◆ EXERCISE DETAILS
Restate every entry word for word.

□ □ □

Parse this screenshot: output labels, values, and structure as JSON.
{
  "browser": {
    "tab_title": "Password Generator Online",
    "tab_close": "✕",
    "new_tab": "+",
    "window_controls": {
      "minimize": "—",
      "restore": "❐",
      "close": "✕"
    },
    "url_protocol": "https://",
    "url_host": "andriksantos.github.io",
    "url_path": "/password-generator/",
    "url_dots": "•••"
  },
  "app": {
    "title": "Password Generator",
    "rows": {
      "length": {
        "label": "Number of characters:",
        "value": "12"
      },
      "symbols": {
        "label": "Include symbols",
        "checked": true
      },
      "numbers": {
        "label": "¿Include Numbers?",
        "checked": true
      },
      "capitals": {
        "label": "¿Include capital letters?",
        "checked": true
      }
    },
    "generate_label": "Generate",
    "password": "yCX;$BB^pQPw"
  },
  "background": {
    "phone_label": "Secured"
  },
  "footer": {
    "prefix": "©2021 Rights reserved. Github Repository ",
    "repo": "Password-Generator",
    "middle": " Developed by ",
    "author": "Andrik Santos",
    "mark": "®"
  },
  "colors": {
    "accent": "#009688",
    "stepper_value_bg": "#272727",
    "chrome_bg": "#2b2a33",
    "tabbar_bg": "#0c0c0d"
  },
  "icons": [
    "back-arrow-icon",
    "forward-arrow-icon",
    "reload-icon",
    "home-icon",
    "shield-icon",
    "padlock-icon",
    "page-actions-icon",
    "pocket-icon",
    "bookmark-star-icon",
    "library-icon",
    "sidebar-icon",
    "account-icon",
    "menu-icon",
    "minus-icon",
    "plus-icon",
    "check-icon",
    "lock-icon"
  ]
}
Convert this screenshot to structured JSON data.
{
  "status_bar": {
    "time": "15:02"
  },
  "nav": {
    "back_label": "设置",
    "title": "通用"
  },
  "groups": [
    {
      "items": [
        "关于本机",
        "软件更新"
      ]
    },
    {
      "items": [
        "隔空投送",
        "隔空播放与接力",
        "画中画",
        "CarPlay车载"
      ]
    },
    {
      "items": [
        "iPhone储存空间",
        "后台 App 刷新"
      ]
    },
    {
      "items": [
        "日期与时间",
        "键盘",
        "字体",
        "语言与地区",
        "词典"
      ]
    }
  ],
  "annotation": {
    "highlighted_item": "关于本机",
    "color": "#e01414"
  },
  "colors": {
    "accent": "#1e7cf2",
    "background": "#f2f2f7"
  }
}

□ □ □

◆ ANSWER BELOW
Parse this screenshot: output labels, values, and structure as JSON.
{
  "browser": {
    "tab_title": "Password Generator Online",
    "tab_close": "✕",
    "new_tab": "+",
    "window_controls": {
      "minimize": "—",
      "restore": "❐",
      "close": "✕"
    },
    "url_protocol": "https://",
    "url_host": "andriksantos.github.io",
    "url_path": "/password-generator/",
    "url_dots": "•••"
  },
  "app": {
    "title": "Password Generator",
    "rows": {
      "length": {
        "label": "Number of characters:",
        "value": "12"
      },
      "symbols": {
        "label": "Include symbols",
        "checked": true
      },
      "numbers": {
        "label": "¿Include Numbers?",
        "checked": true
      },
      "capitals": {
        "label": "¿Include capital letters?",
        "checked": true
      }
    },
    "generate_label": "Generate",
    "password": "yCX;$BB^pQPw"
  },
  "background": {
    "phone_label": "Secured"
  },
  "footer": {
    "prefix": "©2021 Rights reserved. Github Repository ",
    "repo": "Password-Generator",
    "middle": " Developed by ",
    "author": "Andrik Santos",
    "mark": "®"
  },
  "colors": {
    "accent": "#009688",
    "stepper_value_bg": "#272727",
    "chrome_bg": "#2b2a33",
    "tabbar_bg": "#0c0c0d"
  },
  "icons": [
    "back-arrow-icon",
    "forward-arrow-icon",
    "reload-icon",
    "home-icon",
    "shield-icon",
    "padlock-icon",
    "page-actions-icon",
    "pocket-icon",
    "bookmark-star-icon",
    "library-icon",
    "sidebar-icon",
    "account-icon",
    "menu-icon",
    "minus-icon",
    "plus-icon",
    "check-icon",
    "lock-icon"
  ]
}
Convert this screenshot to structured JSON data.
{
  "status_bar": {
    "time": "15:02"
  },
  "nav": {
    "back_label": "设置",
    "title": "通用"
  },
  "groups": [
    {
      "items": [
        "关于本机",
        "软件更新"
      ]
    },
    {
      "items": [
        "隔空投送",
        "隔空播放与接力",
        "画中画",
        "CarPlay车载"
      ]
    },
    {
      "items": [
        "iPhone储存空间",
        "后台 App 刷新"
      ]
    },
    {
      "items": [
        "日期与时间",
        "键盘",
        "字体",
        "语言与地区",
        "词典"
      ]
    }
  ],
  "annotation": {
    "highlighted_item": "关于本机",
    "color": "#e01414"
  },
  "colors": {
    "accent": "#1e7cf2",
    "background": "#f2f2f7"
  }
}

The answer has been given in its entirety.